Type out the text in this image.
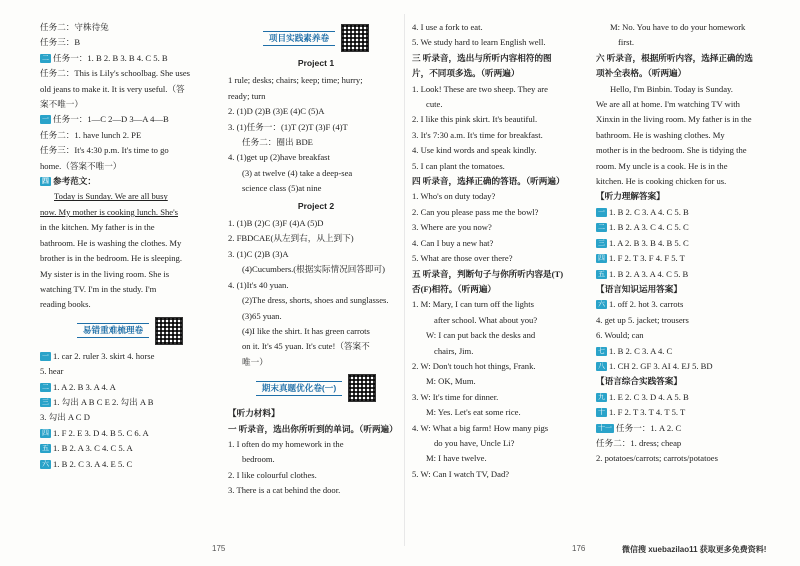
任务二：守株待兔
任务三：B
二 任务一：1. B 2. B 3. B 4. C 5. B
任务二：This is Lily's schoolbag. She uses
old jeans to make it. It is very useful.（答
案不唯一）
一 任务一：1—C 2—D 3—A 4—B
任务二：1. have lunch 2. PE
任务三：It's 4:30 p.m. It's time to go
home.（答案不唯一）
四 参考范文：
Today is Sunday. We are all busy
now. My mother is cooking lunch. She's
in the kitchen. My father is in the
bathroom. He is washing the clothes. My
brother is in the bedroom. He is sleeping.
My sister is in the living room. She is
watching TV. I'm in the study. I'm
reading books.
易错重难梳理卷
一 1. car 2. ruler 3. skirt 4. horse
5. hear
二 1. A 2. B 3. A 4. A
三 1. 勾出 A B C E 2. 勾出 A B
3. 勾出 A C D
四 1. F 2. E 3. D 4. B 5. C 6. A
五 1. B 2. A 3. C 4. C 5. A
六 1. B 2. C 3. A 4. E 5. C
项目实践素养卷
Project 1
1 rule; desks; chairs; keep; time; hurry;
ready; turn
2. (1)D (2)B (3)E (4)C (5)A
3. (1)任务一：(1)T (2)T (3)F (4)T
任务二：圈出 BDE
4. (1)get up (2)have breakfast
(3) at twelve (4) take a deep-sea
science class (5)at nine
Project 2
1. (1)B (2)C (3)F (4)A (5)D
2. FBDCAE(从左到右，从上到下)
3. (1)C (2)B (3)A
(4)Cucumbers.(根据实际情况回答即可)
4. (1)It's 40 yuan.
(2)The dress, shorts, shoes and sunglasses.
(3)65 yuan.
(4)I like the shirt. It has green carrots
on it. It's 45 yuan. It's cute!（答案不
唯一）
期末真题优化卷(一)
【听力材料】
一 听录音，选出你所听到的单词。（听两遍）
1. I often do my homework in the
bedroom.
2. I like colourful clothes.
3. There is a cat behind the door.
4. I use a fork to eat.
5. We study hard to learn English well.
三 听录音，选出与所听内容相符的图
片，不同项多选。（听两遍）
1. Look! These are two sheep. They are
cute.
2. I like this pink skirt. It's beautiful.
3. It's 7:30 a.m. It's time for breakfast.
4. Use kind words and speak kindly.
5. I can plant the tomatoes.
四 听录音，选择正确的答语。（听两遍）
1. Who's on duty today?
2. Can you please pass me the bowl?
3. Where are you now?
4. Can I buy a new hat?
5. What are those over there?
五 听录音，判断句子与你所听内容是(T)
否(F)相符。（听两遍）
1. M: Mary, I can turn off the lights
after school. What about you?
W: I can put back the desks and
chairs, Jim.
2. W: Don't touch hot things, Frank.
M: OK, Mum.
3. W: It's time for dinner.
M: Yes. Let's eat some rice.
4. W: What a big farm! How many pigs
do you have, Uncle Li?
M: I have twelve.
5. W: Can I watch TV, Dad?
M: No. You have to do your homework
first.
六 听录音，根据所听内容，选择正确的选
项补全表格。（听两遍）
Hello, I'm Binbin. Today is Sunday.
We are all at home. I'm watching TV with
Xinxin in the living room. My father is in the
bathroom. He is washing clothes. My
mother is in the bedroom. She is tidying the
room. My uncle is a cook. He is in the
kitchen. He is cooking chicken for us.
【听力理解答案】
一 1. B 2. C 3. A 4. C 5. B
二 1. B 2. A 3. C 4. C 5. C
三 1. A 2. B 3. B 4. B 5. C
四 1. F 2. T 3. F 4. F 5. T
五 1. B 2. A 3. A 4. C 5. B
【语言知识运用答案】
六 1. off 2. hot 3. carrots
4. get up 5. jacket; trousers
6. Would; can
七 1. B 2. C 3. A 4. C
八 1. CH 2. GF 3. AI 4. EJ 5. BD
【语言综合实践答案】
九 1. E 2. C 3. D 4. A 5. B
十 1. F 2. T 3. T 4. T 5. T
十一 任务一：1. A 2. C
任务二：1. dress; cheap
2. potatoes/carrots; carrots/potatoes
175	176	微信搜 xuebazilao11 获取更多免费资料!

————

| Exercise goal |
Single out each line of the records above with the string "skirt" in it, and copy it.

| Written solution |
一 1. car 2. ruler 3. skirt 4. horse
2. I like this pink skirt. It's beautiful.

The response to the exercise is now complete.